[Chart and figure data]
++++++++

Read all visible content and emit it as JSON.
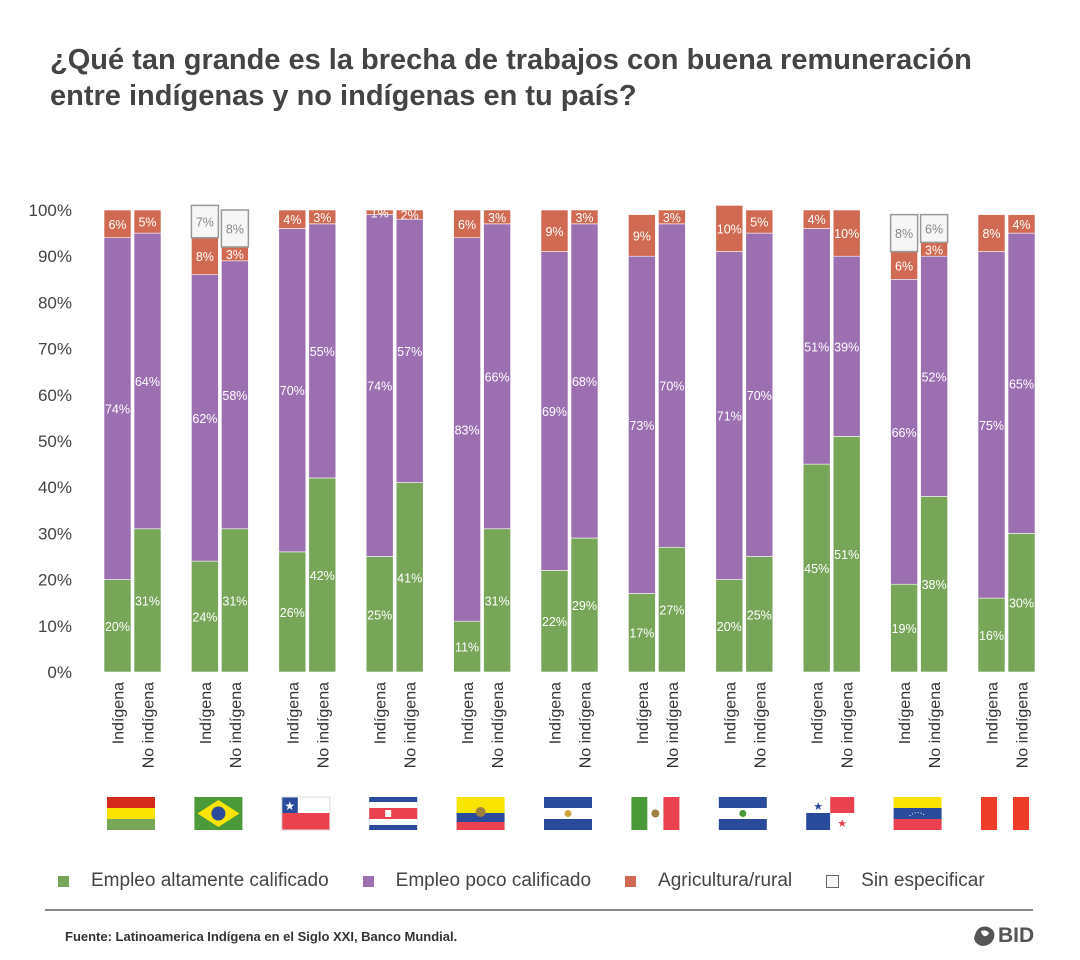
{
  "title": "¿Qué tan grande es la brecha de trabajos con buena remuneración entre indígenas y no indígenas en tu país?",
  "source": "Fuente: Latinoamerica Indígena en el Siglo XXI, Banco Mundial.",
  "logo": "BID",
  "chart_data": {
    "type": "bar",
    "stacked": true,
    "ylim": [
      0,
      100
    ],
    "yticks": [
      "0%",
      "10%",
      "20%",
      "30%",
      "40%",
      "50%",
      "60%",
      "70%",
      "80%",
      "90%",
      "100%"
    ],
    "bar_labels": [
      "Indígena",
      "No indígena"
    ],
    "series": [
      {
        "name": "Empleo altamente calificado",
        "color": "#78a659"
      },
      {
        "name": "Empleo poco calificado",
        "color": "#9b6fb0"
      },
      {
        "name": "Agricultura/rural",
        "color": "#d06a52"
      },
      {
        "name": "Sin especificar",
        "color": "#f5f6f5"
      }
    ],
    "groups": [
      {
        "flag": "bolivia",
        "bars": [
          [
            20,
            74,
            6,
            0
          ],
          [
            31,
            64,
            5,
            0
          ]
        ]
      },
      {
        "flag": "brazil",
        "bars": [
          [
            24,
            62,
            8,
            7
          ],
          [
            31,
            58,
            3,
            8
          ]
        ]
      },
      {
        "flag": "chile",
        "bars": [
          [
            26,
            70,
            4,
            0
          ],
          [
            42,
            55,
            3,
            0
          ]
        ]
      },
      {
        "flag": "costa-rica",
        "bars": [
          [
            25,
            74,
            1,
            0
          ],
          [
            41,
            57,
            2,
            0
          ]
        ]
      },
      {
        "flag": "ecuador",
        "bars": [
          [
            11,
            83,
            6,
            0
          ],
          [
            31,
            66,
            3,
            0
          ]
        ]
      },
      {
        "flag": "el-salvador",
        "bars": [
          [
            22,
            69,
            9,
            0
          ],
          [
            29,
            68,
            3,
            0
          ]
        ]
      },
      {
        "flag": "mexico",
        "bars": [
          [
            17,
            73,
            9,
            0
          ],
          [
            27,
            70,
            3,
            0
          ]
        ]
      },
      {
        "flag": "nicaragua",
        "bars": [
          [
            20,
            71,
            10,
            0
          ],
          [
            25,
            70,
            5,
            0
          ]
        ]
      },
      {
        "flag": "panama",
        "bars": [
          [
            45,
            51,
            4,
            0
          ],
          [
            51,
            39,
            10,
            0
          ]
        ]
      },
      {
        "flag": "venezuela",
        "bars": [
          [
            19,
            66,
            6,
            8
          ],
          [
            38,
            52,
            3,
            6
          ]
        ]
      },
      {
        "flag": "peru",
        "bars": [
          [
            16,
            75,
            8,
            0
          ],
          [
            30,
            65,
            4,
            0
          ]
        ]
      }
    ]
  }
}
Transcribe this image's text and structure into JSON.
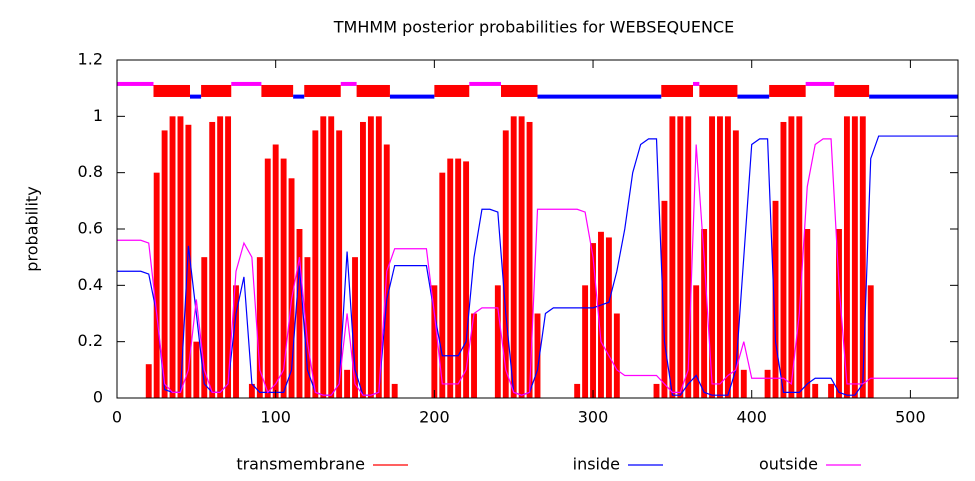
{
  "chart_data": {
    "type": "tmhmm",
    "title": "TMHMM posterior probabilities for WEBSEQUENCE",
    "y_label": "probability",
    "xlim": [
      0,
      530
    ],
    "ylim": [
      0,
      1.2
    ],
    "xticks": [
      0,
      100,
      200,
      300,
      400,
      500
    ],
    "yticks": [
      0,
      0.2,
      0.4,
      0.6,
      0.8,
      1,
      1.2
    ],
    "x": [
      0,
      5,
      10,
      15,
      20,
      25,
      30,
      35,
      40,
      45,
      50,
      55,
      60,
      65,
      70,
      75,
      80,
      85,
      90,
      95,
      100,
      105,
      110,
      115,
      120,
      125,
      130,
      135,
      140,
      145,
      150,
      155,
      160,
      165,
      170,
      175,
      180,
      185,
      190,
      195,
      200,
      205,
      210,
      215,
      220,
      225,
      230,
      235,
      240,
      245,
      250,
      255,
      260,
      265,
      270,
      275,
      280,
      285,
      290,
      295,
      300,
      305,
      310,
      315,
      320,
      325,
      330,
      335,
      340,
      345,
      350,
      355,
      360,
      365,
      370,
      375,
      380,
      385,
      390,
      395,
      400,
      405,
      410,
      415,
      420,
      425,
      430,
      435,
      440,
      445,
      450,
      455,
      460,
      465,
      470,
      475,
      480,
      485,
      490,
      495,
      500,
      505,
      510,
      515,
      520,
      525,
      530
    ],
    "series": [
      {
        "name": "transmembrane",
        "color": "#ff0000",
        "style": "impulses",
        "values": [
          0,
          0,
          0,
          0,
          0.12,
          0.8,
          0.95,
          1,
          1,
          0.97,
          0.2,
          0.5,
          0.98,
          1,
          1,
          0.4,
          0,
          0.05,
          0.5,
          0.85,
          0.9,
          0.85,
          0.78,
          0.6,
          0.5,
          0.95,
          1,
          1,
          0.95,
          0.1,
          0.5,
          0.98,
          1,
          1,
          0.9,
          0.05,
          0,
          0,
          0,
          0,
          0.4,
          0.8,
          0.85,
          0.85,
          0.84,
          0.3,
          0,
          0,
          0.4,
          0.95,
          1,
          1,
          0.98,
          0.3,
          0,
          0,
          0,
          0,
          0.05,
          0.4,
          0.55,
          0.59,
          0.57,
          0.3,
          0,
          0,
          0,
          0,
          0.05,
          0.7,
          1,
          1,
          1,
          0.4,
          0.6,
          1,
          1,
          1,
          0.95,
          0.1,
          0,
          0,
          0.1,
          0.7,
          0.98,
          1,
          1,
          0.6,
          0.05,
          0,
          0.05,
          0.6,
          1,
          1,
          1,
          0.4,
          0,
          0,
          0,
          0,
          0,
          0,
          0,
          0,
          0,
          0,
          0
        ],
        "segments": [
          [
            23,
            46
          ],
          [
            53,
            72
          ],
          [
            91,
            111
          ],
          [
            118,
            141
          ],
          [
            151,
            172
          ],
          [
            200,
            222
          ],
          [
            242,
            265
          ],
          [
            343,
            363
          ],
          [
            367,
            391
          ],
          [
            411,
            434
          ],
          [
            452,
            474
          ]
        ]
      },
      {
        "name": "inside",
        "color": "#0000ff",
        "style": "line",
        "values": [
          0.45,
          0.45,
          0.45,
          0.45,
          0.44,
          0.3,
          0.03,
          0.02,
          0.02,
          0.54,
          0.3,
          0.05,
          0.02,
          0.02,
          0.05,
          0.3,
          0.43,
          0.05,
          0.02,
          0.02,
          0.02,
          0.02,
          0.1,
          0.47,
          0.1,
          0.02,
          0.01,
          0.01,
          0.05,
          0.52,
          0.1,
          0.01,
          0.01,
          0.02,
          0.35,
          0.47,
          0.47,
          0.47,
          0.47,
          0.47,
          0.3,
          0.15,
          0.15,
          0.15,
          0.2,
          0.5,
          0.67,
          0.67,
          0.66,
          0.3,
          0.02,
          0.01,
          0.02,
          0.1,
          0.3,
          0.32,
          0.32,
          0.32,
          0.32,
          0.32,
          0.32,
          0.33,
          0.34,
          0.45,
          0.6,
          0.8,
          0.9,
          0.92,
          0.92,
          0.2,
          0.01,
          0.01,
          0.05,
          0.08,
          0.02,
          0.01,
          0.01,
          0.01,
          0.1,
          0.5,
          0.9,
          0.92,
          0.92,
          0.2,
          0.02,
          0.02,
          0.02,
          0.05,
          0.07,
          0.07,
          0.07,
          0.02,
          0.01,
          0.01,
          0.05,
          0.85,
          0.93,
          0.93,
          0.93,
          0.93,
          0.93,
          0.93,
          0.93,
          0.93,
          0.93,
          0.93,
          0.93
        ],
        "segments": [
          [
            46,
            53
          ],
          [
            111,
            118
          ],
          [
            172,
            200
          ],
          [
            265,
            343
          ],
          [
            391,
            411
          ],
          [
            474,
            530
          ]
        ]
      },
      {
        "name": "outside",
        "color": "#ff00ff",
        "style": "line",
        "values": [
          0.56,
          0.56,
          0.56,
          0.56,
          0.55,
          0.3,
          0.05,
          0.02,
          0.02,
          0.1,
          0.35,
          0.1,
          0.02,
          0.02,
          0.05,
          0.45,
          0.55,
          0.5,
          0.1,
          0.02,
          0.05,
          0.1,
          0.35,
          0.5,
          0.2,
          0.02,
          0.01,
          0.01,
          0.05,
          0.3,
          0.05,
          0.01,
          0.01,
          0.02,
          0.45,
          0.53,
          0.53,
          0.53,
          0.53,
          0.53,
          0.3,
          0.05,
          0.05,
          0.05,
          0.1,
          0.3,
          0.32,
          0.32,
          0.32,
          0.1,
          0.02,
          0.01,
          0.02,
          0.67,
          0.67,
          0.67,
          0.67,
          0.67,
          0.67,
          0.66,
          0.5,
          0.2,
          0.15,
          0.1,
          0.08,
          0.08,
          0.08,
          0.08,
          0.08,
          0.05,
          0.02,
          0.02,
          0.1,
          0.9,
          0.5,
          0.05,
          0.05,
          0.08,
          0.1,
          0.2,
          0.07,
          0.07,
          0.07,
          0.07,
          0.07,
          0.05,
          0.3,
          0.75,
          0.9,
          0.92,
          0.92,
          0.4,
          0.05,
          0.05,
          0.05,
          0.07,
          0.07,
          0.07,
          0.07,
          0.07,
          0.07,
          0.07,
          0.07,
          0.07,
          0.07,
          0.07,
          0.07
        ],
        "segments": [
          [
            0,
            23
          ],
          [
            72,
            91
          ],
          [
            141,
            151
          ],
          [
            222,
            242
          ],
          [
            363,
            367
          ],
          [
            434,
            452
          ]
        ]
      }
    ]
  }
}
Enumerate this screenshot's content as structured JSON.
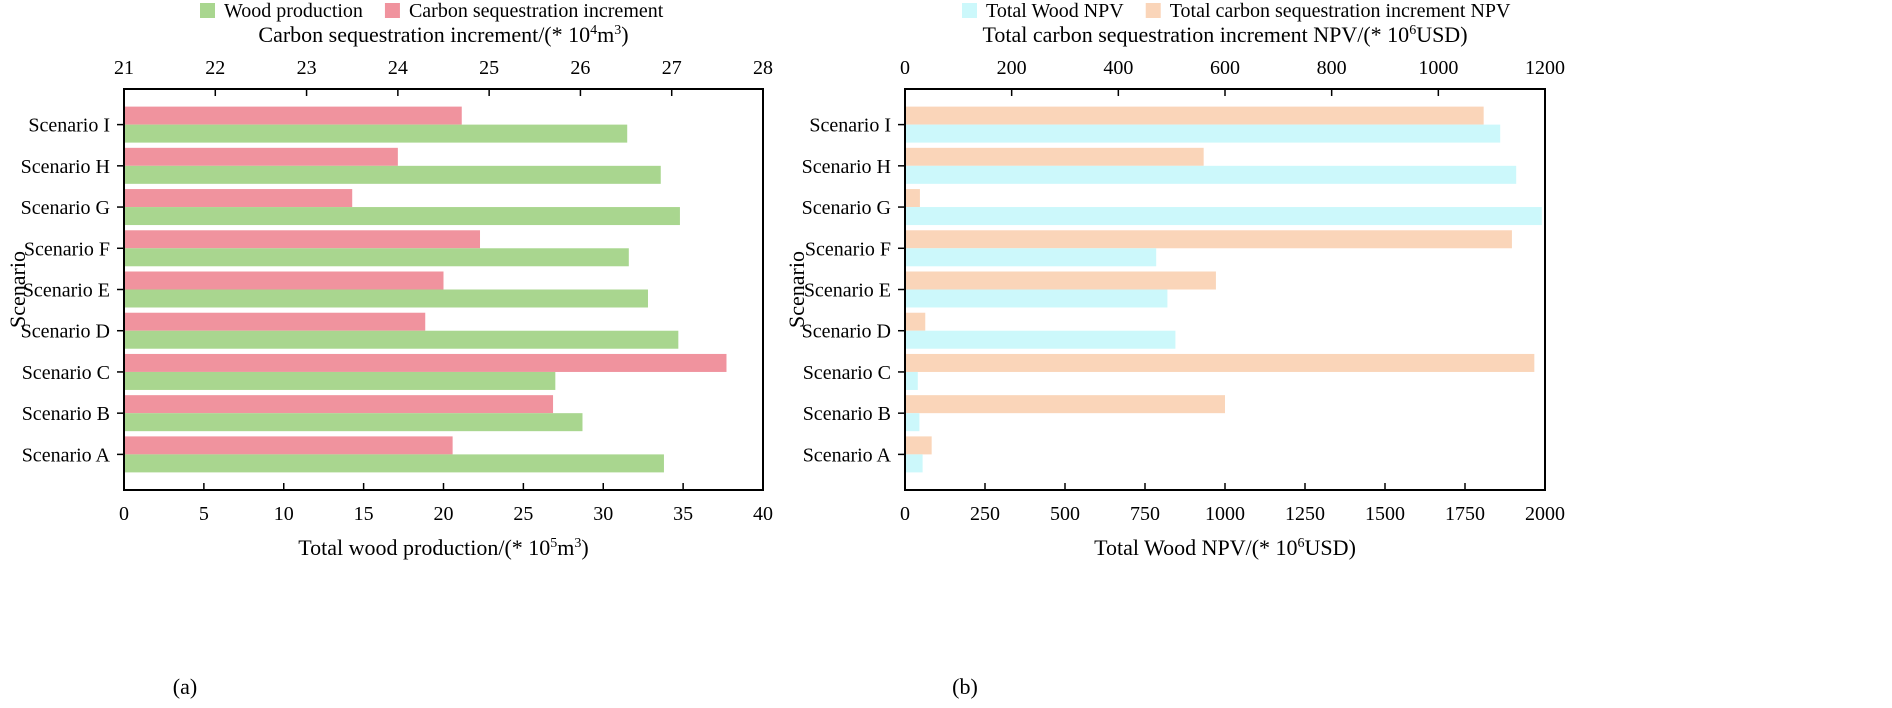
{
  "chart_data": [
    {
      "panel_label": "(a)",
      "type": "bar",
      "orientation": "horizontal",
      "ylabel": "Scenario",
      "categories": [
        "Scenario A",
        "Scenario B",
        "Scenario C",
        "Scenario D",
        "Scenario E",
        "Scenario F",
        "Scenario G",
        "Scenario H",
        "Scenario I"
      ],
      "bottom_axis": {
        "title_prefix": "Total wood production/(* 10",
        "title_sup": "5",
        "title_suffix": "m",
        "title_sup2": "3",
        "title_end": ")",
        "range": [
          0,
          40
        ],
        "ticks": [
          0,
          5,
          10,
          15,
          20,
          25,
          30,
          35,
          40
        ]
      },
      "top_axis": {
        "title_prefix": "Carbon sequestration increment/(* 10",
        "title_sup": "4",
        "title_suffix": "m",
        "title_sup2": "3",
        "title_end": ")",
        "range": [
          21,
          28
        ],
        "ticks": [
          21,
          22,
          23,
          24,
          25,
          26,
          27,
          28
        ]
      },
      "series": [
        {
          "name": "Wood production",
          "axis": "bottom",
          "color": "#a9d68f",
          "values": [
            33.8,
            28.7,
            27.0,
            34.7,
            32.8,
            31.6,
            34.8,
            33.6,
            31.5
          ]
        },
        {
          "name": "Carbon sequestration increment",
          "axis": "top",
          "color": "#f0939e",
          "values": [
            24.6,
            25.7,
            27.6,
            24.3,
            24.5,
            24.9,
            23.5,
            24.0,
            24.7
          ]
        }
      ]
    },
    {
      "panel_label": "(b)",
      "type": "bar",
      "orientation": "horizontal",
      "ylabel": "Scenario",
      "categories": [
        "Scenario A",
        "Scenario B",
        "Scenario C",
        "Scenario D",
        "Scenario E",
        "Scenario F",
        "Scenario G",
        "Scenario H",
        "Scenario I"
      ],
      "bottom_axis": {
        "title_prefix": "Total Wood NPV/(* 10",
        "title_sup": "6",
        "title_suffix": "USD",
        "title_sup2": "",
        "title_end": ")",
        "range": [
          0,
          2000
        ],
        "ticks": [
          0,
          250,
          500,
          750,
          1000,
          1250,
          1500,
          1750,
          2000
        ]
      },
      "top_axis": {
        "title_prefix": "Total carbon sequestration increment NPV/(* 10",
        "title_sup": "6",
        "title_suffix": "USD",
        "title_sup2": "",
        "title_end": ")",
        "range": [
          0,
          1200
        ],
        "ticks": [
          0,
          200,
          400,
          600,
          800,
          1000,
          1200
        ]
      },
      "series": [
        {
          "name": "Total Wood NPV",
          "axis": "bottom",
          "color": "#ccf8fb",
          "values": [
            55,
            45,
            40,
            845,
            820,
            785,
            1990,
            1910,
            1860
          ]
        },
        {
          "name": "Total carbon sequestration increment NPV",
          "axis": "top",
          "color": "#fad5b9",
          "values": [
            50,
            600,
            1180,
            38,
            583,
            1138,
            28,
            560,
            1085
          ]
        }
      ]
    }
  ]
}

++++++++

What this task involves –
Where a line above contains the word "sequestration", copy that line.

Reply to the task –
        "title_prefix": "Carbon sequestration increment/(* 10",
          "name": "Carbon sequestration increment",
        "title_prefix": "Total carbon sequestration increment NPV/(* 10",
          "name": "Total carbon sequestration increment NPV",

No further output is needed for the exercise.